**** Records to process

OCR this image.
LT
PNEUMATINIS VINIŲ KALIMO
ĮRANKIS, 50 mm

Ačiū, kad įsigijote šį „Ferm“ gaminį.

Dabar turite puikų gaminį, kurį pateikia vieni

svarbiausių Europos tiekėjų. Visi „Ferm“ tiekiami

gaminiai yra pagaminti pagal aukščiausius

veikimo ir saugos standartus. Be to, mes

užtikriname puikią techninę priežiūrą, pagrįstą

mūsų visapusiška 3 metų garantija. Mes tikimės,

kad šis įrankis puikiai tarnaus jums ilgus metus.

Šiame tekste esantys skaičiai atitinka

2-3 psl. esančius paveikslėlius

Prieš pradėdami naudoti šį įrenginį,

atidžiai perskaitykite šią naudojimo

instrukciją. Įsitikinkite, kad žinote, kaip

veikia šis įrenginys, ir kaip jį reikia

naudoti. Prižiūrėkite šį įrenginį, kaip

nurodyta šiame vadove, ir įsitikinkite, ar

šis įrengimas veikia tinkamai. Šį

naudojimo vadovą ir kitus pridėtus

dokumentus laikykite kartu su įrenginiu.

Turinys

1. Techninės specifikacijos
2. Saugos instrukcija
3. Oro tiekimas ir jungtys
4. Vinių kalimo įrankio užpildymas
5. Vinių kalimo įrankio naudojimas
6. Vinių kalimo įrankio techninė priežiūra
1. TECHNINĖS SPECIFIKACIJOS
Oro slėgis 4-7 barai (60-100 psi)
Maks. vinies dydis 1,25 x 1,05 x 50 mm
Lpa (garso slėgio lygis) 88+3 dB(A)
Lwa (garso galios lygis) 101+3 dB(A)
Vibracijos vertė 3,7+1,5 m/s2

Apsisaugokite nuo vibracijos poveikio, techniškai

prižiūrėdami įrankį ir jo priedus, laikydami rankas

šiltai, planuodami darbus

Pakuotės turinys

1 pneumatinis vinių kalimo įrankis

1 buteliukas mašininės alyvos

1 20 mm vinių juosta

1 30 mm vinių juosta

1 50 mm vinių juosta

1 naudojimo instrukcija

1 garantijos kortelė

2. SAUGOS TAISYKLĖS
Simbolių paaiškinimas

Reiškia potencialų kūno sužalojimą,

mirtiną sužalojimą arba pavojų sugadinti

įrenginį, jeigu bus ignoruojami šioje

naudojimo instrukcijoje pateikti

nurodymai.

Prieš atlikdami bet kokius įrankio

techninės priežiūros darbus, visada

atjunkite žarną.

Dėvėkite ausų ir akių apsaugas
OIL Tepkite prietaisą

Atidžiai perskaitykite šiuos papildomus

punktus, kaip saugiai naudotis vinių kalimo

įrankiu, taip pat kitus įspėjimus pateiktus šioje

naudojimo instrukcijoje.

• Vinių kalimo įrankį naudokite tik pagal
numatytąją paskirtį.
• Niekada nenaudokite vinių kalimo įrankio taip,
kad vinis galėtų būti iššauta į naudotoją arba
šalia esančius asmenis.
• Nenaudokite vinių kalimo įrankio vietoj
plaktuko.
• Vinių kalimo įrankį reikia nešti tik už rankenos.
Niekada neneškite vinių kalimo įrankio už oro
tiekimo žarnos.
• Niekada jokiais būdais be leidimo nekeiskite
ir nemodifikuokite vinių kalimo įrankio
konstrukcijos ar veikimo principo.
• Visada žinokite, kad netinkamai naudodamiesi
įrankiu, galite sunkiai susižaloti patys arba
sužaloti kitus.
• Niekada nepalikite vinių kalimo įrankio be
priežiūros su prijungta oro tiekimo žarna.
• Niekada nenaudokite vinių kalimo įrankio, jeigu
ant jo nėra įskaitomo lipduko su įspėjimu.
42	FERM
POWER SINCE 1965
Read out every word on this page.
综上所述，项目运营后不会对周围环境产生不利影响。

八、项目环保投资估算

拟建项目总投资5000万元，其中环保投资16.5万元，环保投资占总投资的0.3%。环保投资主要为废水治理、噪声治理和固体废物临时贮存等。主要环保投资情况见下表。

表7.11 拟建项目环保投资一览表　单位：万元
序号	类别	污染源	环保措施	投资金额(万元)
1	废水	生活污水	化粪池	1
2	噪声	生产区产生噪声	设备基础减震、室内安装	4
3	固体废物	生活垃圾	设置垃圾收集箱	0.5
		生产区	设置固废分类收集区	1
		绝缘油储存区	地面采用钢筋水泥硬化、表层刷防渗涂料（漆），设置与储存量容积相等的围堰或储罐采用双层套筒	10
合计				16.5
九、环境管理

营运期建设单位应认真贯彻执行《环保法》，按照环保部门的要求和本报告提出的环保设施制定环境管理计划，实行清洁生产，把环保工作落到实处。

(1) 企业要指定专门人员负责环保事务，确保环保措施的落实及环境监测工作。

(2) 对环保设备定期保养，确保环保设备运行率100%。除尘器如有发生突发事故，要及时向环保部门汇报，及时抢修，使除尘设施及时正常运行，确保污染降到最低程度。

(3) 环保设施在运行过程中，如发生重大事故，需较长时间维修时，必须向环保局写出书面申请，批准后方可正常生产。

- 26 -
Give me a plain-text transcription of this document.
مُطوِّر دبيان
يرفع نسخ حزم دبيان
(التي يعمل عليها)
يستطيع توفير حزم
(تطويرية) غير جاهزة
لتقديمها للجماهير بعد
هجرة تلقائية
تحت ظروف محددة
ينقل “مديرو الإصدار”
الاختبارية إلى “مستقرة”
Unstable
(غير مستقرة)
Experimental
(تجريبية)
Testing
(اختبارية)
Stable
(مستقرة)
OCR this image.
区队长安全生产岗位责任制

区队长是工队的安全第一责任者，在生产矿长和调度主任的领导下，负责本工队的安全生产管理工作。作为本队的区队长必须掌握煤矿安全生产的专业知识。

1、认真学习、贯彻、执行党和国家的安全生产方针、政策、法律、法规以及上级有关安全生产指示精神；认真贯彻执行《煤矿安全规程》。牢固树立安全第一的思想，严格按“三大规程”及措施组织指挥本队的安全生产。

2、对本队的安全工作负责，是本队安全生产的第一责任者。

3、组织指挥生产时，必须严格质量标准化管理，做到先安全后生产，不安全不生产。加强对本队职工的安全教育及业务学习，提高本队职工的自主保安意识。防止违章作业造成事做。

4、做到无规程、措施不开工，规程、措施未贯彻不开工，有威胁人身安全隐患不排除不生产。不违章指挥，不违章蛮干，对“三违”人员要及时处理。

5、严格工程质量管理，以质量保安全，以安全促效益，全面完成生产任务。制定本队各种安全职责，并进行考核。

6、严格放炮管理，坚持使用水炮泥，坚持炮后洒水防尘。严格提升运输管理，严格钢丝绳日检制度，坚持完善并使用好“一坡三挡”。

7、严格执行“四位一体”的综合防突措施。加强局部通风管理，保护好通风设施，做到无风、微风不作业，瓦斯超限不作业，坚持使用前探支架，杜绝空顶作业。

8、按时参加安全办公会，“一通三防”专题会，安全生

********

Objective
Take the listing above and set it down exactly.

Finished task
OCR this image.
LT
PNEUMATINIS VINIŲ KALIMO
ĮRANKIS, 50 mm

Ačiū, kad įsigijote šį „Ferm“ gaminį.

Dabar turite puikų gaminį, kurį pateikia vieni

svarbiausių Europos tiekėjų. Visi „Ferm“ tiekiami

gaminiai yra pagaminti pagal aukščiausius

veikimo ir saugos standartus. Be to, mes

užtikriname puikią techninę priežiūrą, pagrįstą

mūsų visapusiška 3 metų garantija. Mes tikimės,

kad šis įrankis puikiai tarnaus jums ilgus metus.

Šiame tekste esantys skaičiai atitinka

2-3 psl. esančius paveikslėlius

Prieš pradėdami naudoti šį įrenginį,

atidžiai perskaitykite šią naudojimo

instrukciją. Įsitikinkite, kad žinote, kaip

veikia šis įrenginys, ir kaip jį reikia

naudoti. Prižiūrėkite šį įrenginį, kaip

nurodyta šiame vadove, ir įsitikinkite, ar

šis įrengimas veikia tinkamai. Šį

naudojimo vadovą ir kitus pridėtus

dokumentus laikykite kartu su įrenginiu.

Turinys

1. Techninės specifikacijos
2. Saugos instrukcija
3. Oro tiekimas ir jungtys
4. Vinių kalimo įrankio užpildymas
5. Vinių kalimo įrankio naudojimas
6. Vinių kalimo įrankio techninė priežiūra
1. TECHNINĖS SPECIFIKACIJOS
Oro slėgis 4-7 barai (60-100 psi)
Maks. vinies dydis 1,25 x 1,05 x 50 mm
Lpa (garso slėgio lygis) 88+3 dB(A)
Lwa (garso galios lygis) 101+3 dB(A)
Vibracijos vertė 3,7+1,5 m/s2

Apsisaugokite nuo vibracijos poveikio, techniškai

prižiūrėdami įrankį ir jo priedus, laikydami rankas

šiltai, planuodami darbus

Pakuotės turinys

1 pneumatinis vinių kalimo įrankis

1 buteliukas mašininės alyvos

1 20 mm vinių juosta

1 30 mm vinių juosta

1 50 mm vinių juosta

1 naudojimo instrukcija

1 garantijos kortelė

2. SAUGOS TAISYKLĖS
Simbolių paaiškinimas

Reiškia potencialų kūno sužalojimą,

mirtiną sužalojimą arba pavojų sugadinti

įrenginį, jeigu bus ignoruojami šioje

naudojimo instrukcijoje pateikti

nurodymai.

Prieš atlikdami bet kokius įrankio

techninės priežiūros darbus, visada

atjunkite žarną.

Dėvėkite ausų ir akių apsaugas
OIL Tepkite prietaisą

Atidžiai perskaitykite šiuos papildomus

punktus, kaip saugiai naudotis vinių kalimo

įrankiu, taip pat kitus įspėjimus pateiktus šioje

naudojimo instrukcijoje.

• Vinių kalimo įrankį naudokite tik pagal
numatytąją paskirtį.
• Niekada nenaudokite vinių kalimo įrankio taip,
kad vinis galėtų būti iššauta į naudotoją arba
šalia esančius asmenis.
• Nenaudokite vinių kalimo įrankio vietoj
plaktuko.
• Vinių kalimo įrankį reikia nešti tik už rankenos.
Niekada neneškite vinių kalimo įrankio už oro
tiekimo žarnos.
• Niekada jokiais būdais be leidimo nekeiskite
ir nemodifikuokite vinių kalimo įrankio
konstrukcijos ar veikimo principo.
• Visada žinokite, kad netinkamai naudodamiesi
įrankiu, galite sunkiai susižaloti patys arba
sužaloti kitus.
• Niekada nepalikite vinių kalimo įrankio be
priežiūros su prijungta oro tiekimo žarna.
• Niekada nenaudokite vinių kalimo įrankio, jeigu
ant jo nėra įskaitomo lipduko su įspėjimu.
42	FERM
POWER SINCE 1965
Read out every word on this page.
综上所述，项目运营后不会对周围环境产生不利影响。

八、项目环保投资估算

拟建项目总投资5000万元，其中环保投资16.5万元，环保投资占总投资的0.3%。环保投资主要为废水治理、噪声治理和固体废物临时贮存等。主要环保投资情况见下表。

表7.11 拟建项目环保投资一览表　单位：万元
序号	类别	污染源	环保措施	投资金额(万元)
1	废水	生活污水	化粪池	1
2	噪声	生产区产生噪声	设备基础减震、室内安装	4
3	固体废物	生活垃圾	设置垃圾收集箱	0.5
		生产区	设置固废分类收集区	1
		绝缘油储存区	地面采用钢筋水泥硬化、表层刷防渗涂料（漆），设置与储存量容积相等的围堰或储罐采用双层套筒	10
合计				16.5
九、环境管理

营运期建设单位应认真贯彻执行《环保法》，按照环保部门的要求和本报告提出的环保设施制定环境管理计划，实行清洁生产，把环保工作落到实处。

(1) 企业要指定专门人员负责环保事务，确保环保措施的落实及环境监测工作。

(2) 对环保设备定期保养，确保环保设备运行率100%。除尘器如有发生突发事故，要及时向环保部门汇报，及时抢修，使除尘设施及时正常运行，确保污染降到最低程度。

(3) 环保设施在运行过程中，如发生重大事故，需较长时间维修时，必须向环保局写出书面申请，批准后方可正常生产。

- 26 -
Give me a plain-text transcription of this document.
مُطوِّر دبيان
يرفع نسخ حزم دبيان
(التي يعمل عليها)
يستطيع توفير حزم
(تطويرية) غير جاهزة
لتقديمها للجماهير بعد
هجرة تلقائية
تحت ظروف محددة
ينقل “مديرو الإصدار”
الاختبارية إلى “مستقرة”
Unstable
(غير مستقرة)
Experimental
(تجريبية)
Testing
(اختبارية)
Stable
(مستقرة)
OCR this image.
区队长安全生产岗位责任制

区队长是工队的安全第一责任者，在生产矿长和调度主任的领导下，负责本工队的安全生产管理工作。作为本队的区队长必须掌握煤矿安全生产的专业知识。

1、认真学习、贯彻、执行党和国家的安全生产方针、政策、法律、法规以及上级有关安全生产指示精神；认真贯彻执行《煤矿安全规程》。牢固树立安全第一的思想，严格按“三大规程”及措施组织指挥本队的安全生产。

2、对本队的安全工作负责，是本队安全生产的第一责任者。

3、组织指挥生产时，必须严格质量标准化管理，做到先安全后生产，不安全不生产。加强对本队职工的安全教育及业务学习，提高本队职工的自主保安意识。防止违章作业造成事做。

4、做到无规程、措施不开工，规程、措施未贯彻不开工，有威胁人身安全隐患不排除不生产。不违章指挥，不违章蛮干，对“三违”人员要及时处理。

5、严格工程质量管理，以质量保安全，以安全促效益，全面完成生产任务。制定本队各种安全职责，并进行考核。

6、严格放炮管理，坚持使用水炮泥，坚持炮后洒水防尘。严格提升运输管理，严格钢丝绳日检制度，坚持完善并使用好“一坡三挡”。

7、严格执行“四位一体”的综合防突措施。加强局部通风管理，保护好通风设施，做到无风、微风不作业，瓦斯超限不作业，坚持使用前探支架，杜绝空顶作业。

8、按时参加安全办公会，“一通三防”专题会，安全生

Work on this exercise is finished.